** START OF Entries provided **
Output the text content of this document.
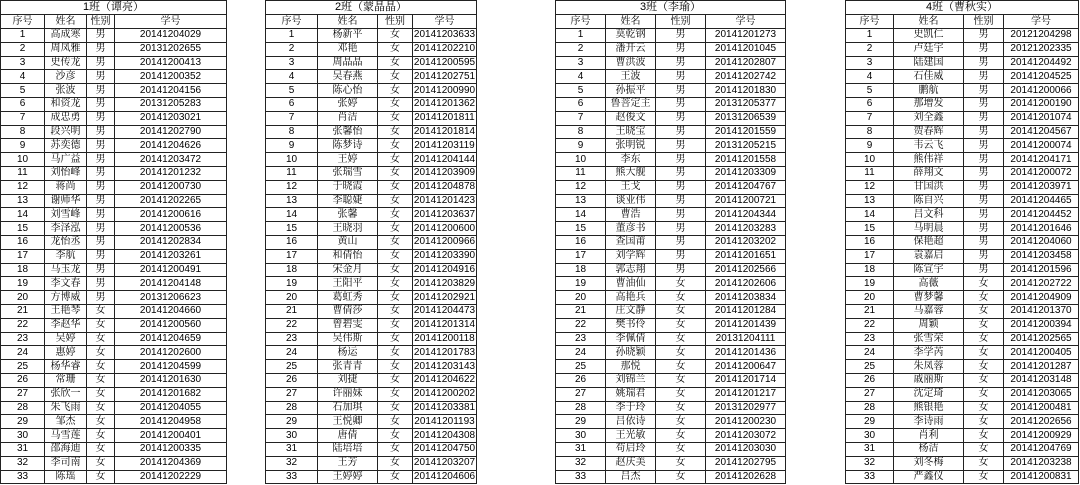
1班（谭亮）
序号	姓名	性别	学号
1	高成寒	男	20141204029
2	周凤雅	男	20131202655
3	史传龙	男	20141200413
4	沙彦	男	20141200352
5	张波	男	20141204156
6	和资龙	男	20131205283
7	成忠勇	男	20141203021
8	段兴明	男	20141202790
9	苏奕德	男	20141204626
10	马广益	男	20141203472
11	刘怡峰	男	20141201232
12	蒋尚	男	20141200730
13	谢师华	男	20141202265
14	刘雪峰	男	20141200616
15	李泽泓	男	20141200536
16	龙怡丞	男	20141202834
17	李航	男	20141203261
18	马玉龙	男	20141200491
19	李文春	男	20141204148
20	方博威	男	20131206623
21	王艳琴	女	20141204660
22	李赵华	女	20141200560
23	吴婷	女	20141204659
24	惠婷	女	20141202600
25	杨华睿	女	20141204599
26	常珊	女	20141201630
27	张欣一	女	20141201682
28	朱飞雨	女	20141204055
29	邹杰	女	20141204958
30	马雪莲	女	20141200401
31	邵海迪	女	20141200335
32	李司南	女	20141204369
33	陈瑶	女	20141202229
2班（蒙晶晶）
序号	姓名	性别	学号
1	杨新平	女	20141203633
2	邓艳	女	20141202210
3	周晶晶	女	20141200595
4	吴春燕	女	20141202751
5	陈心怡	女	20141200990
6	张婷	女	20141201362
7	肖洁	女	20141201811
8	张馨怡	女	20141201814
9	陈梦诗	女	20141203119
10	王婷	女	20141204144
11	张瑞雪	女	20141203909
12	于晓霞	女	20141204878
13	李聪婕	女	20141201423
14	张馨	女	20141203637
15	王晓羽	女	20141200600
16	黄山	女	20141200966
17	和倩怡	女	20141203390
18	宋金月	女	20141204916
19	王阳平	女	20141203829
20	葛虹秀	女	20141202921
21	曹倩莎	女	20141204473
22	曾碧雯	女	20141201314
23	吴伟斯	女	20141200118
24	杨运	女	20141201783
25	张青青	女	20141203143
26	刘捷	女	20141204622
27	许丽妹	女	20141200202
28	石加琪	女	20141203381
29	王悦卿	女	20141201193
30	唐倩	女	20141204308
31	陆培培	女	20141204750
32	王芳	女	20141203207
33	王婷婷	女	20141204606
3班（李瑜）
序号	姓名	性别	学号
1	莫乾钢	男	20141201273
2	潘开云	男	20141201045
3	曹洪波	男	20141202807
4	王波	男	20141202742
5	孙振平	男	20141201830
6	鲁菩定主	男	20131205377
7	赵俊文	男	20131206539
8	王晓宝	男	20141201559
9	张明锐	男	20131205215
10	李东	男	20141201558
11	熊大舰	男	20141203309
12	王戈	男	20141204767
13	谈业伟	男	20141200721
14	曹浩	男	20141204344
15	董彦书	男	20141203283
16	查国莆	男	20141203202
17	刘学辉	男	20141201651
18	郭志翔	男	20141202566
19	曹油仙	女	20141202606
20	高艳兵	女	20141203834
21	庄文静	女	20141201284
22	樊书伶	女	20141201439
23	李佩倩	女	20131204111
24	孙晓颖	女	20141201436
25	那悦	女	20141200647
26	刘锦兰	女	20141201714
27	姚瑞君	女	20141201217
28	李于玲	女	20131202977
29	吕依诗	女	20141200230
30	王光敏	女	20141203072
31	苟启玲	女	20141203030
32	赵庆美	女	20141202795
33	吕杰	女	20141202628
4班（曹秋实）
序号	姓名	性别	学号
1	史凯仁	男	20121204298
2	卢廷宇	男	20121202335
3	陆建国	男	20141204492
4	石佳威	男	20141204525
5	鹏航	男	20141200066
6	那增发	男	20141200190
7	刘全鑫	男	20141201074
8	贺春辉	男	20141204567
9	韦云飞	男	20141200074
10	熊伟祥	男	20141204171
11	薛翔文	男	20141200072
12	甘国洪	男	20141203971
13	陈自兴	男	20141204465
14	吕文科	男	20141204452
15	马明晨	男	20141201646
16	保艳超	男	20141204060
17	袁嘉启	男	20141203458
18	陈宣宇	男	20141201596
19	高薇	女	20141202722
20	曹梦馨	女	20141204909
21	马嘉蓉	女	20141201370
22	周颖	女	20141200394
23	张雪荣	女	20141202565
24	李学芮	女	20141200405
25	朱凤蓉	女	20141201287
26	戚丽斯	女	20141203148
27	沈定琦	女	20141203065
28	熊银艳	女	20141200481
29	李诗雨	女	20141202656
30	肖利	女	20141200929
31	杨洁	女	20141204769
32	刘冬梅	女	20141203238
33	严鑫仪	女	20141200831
** END OF Entries provided **
Problem >> Copy each line above precisely, dropping the pictures.

Solved problem >>
Output the text content of this document.
1班（谭亮）
序号	姓名	性别	学号
1	高成寒	男	20141204029
2	周凤雅	男	20131202655
3	史传龙	男	20141200413
4	沙彦	男	20141200352
5	张波	男	20141204156
6	和资龙	男	20131205283
7	成忠勇	男	20141203021
8	段兴明	男	20141202790
9	苏奕德	男	20141204626
10	马广益	男	20141203472
11	刘怡峰	男	20141201232
12	蒋尚	男	20141200730
13	谢师华	男	20141202265
14	刘雪峰	男	20141200616
15	李泽泓	男	20141200536
16	龙怡丞	男	20141202834
17	李航	男	20141203261
18	马玉龙	男	20141200491
19	李文春	男	20141204148
20	方博威	男	20131206623
21	王艳琴	女	20141204660
22	李赵华	女	20141200560
23	吴婷	女	20141204659
24	惠婷	女	20141202600
25	杨华睿	女	20141204599
26	常珊	女	20141201630
27	张欣一	女	20141201682
28	朱飞雨	女	20141204055
29	邹杰	女	20141204958
30	马雪莲	女	20141200401
31	邵海迪	女	20141200335
32	李司南	女	20141204369
33	陈瑶	女	20141202229
2班（蒙晶晶）
序号	姓名	性别	学号
1	杨新平	女	20141203633
2	邓艳	女	20141202210
3	周晶晶	女	20141200595
4	吴春燕	女	20141202751
5	陈心怡	女	20141200990
6	张婷	女	20141201362
7	肖洁	女	20141201811
8	张馨怡	女	20141201814
9	陈梦诗	女	20141203119
10	王婷	女	20141204144
11	张瑞雪	女	20141203909
12	于晓霞	女	20141204878
13	李聪婕	女	20141201423
14	张馨	女	20141203637
15	王晓羽	女	20141200600
16	黄山	女	20141200966
17	和倩怡	女	20141203390
18	宋金月	女	20141204916
19	王阳平	女	20141203829
20	葛虹秀	女	20141202921
21	曹倩莎	女	20141204473
22	曾碧雯	女	20141201314
23	吴伟斯	女	20141200118
24	杨运	女	20141201783
25	张青青	女	20141203143
26	刘捷	女	20141204622
27	许丽妹	女	20141200202
28	石加琪	女	20141203381
29	王悦卿	女	20141201193
30	唐倩	女	20141204308
31	陆培培	女	20141204750
32	王芳	女	20141203207
33	王婷婷	女	20141204606
3班（李瑜）
序号	姓名	性别	学号
1	莫乾钢	男	20141201273
2	潘开云	男	20141201045
3	曹洪波	男	20141202807
4	王波	男	20141202742
5	孙振平	男	20141201830
6	鲁菩定主	男	20131205377
7	赵俊文	男	20131206539
8	王晓宝	男	20141201559
9	张明锐	男	20131205215
10	李东	男	20141201558
11	熊大舰	男	20141203309
12	王戈	男	20141204767
13	谈业伟	男	20141200721
14	曹浩	男	20141204344
15	董彦书	男	20141203283
16	查国莆	男	20141203202
17	刘学辉	男	20141201651
18	郭志翔	男	20141202566
19	曹油仙	女	20141202606
20	高艳兵	女	20141203834
21	庄文静	女	20141201284
22	樊书伶	女	20141201439
23	李佩倩	女	20131204111
24	孙晓颖	女	20141201436
25	那悦	女	20141200647
26	刘锦兰	女	20141201714
27	姚瑞君	女	20141201217
28	李于玲	女	20131202977
29	吕依诗	女	20141200230
30	王光敏	女	20141203072
31	苟启玲	女	20141203030
32	赵庆美	女	20141202795
33	吕杰	女	20141202628
4班（曹秋实）
序号	姓名	性别	学号
1	史凯仁	男	20121204298
2	卢廷宇	男	20121202335
3	陆建国	男	20141204492
4	石佳威	男	20141204525
5	鹏航	男	20141200066
6	那增发	男	20141200190
7	刘全鑫	男	20141201074
8	贺春辉	男	20141204567
9	韦云飞	男	20141200074
10	熊伟祥	男	20141204171
11	薛翔文	男	20141200072
12	甘国洪	男	20141203971
13	陈自兴	男	20141204465
14	吕文科	男	20141204452
15	马明晨	男	20141201646
16	保艳超	男	20141204060
17	袁嘉启	男	20141203458
18	陈宣宇	男	20141201596
19	高薇	女	20141202722
20	曹梦馨	女	20141204909
21	马嘉蓉	女	20141201370
22	周颖	女	20141200394
23	张雪荣	女	20141202565
24	李学芮	女	20141200405
25	朱凤蓉	女	20141201287
26	戚丽斯	女	20141203148
27	沈定琦	女	20141203065
28	熊银艳	女	20141200481
29	李诗雨	女	20141202656
30	肖利	女	20141200929
31	杨洁	女	20141204769
32	刘冬梅	女	20141203238
33	严鑫仪	女	20141200831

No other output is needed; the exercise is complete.